-- BEGIN Provided data --
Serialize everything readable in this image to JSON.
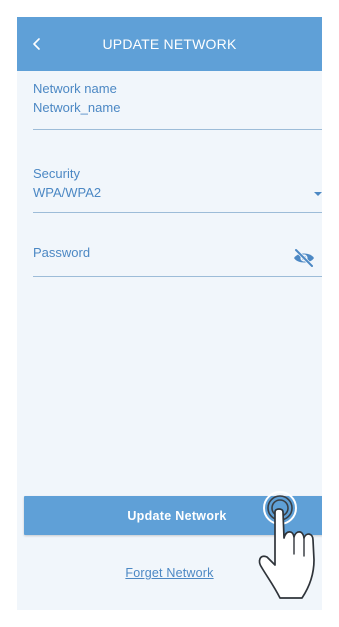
{
  "header": {
    "title": "UPDATE NETWORK",
    "back_icon": "chevron-left-icon"
  },
  "form": {
    "network_name": {
      "label": "Network name",
      "value": "Network_name"
    },
    "security": {
      "label": "Security",
      "selected": "WPA/WPA2",
      "icon": "dropdown-caret-icon"
    },
    "password": {
      "placeholder": "Password",
      "icon": "eye-off-icon"
    }
  },
  "actions": {
    "update_label": "Update Network",
    "forget_label": "Forget Network"
  },
  "overlay": {
    "icon": "tap-gesture-hand-icon"
  },
  "colors": {
    "accent": "#5fa0d7",
    "text_accent": "#4c88c4",
    "background": "#f1f6fb",
    "divider": "#9dbcd8"
  }
}
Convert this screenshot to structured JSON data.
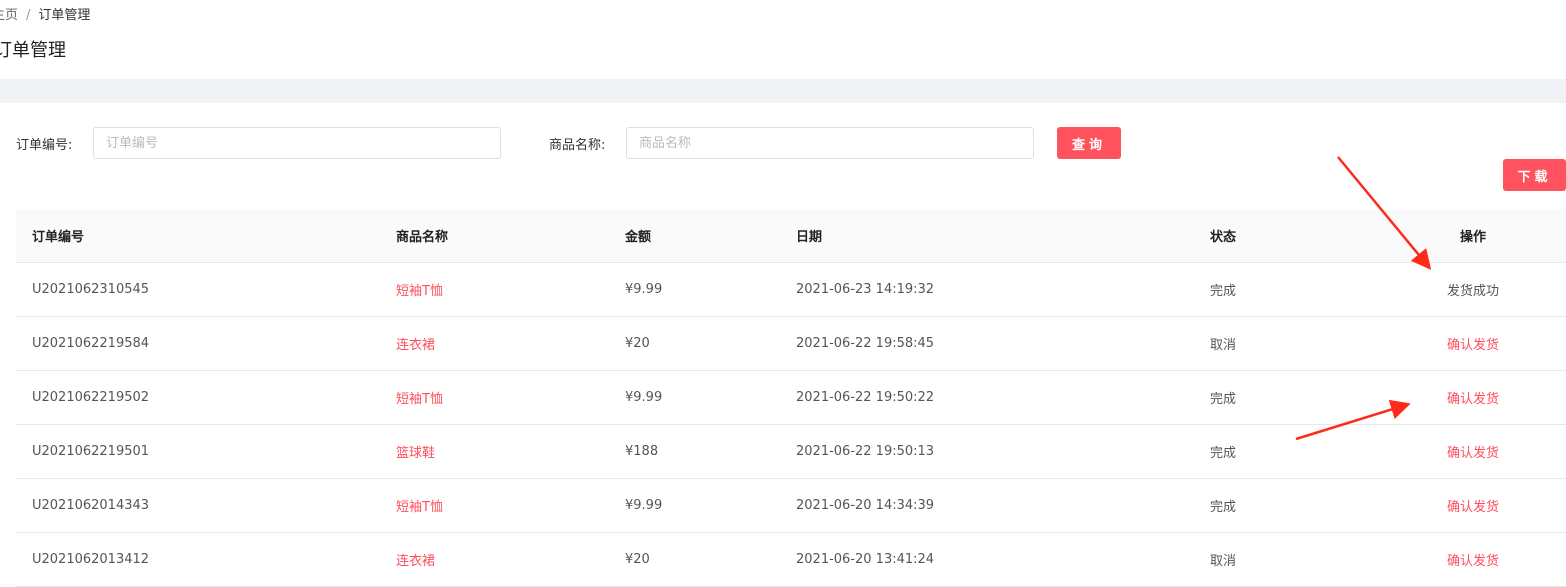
{
  "breadcrumb": {
    "home": "主页",
    "separator": "/",
    "current": "订单管理"
  },
  "page_title": "订单管理",
  "search": {
    "order_label": "订单编号:",
    "order_placeholder": "订单编号",
    "product_label": "商品名称:",
    "product_placeholder": "商品名称",
    "query_button": "查询",
    "download_button": "下载"
  },
  "table": {
    "headers": [
      "订单编号",
      "商品名称",
      "金额",
      "日期",
      "状态",
      "操作"
    ],
    "rows": [
      {
        "id": "U2021062310545",
        "product": "短袖T恤",
        "amount": "¥9.99",
        "date": "2021-06-23 14:19:32",
        "status": "完成",
        "action": "发货成功",
        "action_done": true
      },
      {
        "id": "U2021062219584",
        "product": "连衣裙",
        "amount": "¥20",
        "date": "2021-06-22 19:58:45",
        "status": "取消",
        "action": "确认发货"
      },
      {
        "id": "U2021062219502",
        "product": "短袖T恤",
        "amount": "¥9.99",
        "date": "2021-06-22 19:50:22",
        "status": "完成",
        "action": "确认发货"
      },
      {
        "id": "U2021062219501",
        "product": "篮球鞋",
        "amount": "¥188",
        "date": "2021-06-22 19:50:13",
        "status": "完成",
        "action": "确认发货"
      },
      {
        "id": "U2021062014343",
        "product": "短袖T恤",
        "amount": "¥9.99",
        "date": "2021-06-20 14:34:39",
        "status": "完成",
        "action": "确认发货"
      },
      {
        "id": "U2021062013412",
        "product": "连衣裙",
        "amount": "¥20",
        "date": "2021-06-20 13:41:24",
        "status": "取消",
        "action": "确认发货"
      }
    ]
  },
  "colors": {
    "accent": "#ff525e",
    "annotation": "#ff2a1a"
  }
}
-- END Provided data --
• **Objective**:
Leave out the pictures and retype every line above exactly.

• **Final answer**:
Serialize everything readable in this image to JSON.
{
  "header": {
    "title": "UPDATE NETWORK",
    "back_icon": "chevron-left-icon"
  },
  "form": {
    "network_name": {
      "label": "Network name",
      "value": "Network_name"
    },
    "security": {
      "label": "Security",
      "selected": "WPA/WPA2",
      "icon": "dropdown-caret-icon"
    },
    "password": {
      "placeholder": "Password",
      "icon": "eye-off-icon"
    }
  },
  "actions": {
    "update_label": "Update Network",
    "forget_label": "Forget Network"
  },
  "overlay": {
    "icon": "tap-gesture-hand-icon"
  },
  "colors": {
    "accent": "#5fa0d7",
    "text_accent": "#4c88c4",
    "background": "#f1f6fb",
    "divider": "#9dbcd8"
  }
}
Convert this screenshot to structured JSON data.
{
  "breadcrumb": {
    "home": "主页",
    "separator": "/",
    "current": "订单管理"
  },
  "page_title": "订单管理",
  "search": {
    "order_label": "订单编号:",
    "order_placeholder": "订单编号",
    "product_label": "商品名称:",
    "product_placeholder": "商品名称",
    "query_button": "查询",
    "download_button": "下载"
  },
  "table": {
    "headers": [
      "订单编号",
      "商品名称",
      "金额",
      "日期",
      "状态",
      "操作"
    ],
    "rows": [
      {
        "id": "U2021062310545",
        "product": "短袖T恤",
        "amount": "¥9.99",
        "date": "2021-06-23 14:19:32",
        "status": "完成",
        "action": "发货成功",
        "action_done": true
      },
      {
        "id": "U2021062219584",
        "product": "连衣裙",
        "amount": "¥20",
        "date": "2021-06-22 19:58:45",
        "status": "取消",
        "action": "确认发货"
      },
      {
        "id": "U2021062219502",
        "product": "短袖T恤",
        "amount": "¥9.99",
        "date": "2021-06-22 19:50:22",
        "status": "完成",
        "action": "确认发货"
      },
      {
        "id": "U2021062219501",
        "product": "篮球鞋",
        "amount": "¥188",
        "date": "2021-06-22 19:50:13",
        "status": "完成",
        "action": "确认发货"
      },
      {
        "id": "U2021062014343",
        "product": "短袖T恤",
        "amount": "¥9.99",
        "date": "2021-06-20 14:34:39",
        "status": "完成",
        "action": "确认发货"
      },
      {
        "id": "U2021062013412",
        "product": "连衣裙",
        "amount": "¥20",
        "date": "2021-06-20 13:41:24",
        "status": "取消",
        "action": "确认发货"
      }
    ]
  },
  "colors": {
    "accent": "#ff525e",
    "annotation": "#ff2a1a"
  }
}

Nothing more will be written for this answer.